**Goal**
Select the lines of the records containing the word "frac" and list them.

**Information supplied**
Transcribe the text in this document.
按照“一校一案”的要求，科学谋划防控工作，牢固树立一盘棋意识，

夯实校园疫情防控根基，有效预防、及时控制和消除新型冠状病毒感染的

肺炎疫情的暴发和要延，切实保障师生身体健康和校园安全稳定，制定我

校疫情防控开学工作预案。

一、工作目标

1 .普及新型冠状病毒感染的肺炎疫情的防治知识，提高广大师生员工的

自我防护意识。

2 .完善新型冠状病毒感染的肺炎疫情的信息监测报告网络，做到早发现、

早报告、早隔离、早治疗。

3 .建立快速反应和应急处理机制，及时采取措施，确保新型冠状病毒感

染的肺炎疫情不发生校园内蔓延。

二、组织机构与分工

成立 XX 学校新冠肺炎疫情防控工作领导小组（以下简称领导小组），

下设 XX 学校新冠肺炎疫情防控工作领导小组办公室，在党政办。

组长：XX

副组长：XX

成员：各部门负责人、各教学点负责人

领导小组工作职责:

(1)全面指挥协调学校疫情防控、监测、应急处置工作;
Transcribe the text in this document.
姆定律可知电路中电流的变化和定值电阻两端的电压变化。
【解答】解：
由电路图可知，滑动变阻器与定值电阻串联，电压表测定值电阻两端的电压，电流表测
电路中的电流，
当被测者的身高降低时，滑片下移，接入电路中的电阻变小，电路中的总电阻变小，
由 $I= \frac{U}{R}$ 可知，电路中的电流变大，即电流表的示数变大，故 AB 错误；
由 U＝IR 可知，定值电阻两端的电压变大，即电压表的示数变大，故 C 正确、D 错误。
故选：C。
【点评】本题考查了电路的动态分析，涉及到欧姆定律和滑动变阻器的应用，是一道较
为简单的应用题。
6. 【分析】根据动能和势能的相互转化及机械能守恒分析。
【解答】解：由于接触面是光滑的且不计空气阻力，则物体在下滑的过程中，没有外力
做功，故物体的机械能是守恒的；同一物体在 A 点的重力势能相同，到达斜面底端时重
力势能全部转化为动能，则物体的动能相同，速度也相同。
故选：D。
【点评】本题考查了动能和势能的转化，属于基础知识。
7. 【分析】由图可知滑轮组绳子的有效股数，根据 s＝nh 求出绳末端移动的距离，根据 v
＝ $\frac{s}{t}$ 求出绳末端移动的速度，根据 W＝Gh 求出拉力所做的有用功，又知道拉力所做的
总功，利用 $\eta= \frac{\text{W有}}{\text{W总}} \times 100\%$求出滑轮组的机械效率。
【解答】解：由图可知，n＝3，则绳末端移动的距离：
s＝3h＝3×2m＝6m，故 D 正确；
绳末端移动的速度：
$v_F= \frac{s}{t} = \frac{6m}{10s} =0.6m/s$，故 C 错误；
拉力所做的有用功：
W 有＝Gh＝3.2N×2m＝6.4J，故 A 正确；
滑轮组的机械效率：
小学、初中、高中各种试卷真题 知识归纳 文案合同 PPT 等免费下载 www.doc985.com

**Written solution**
由 $I= \frac{U}{R}$ 可知，电路中的电流变大，即电流表的示数变大，故 AB 错误；
＝ $\frac{s}{t}$ 求出绳末端移动的速度，根据 W＝Gh 求出拉力所做的有用功，又知道拉力所做的
总功，利用 $\eta= \frac{\text{W有}}{\text{W总}} \times 100\%$求出滑轮组的机械效率。
$v_F= \frac{s}{t} = \frac{6m}{10s} =0.6m/s$，故 C 错误；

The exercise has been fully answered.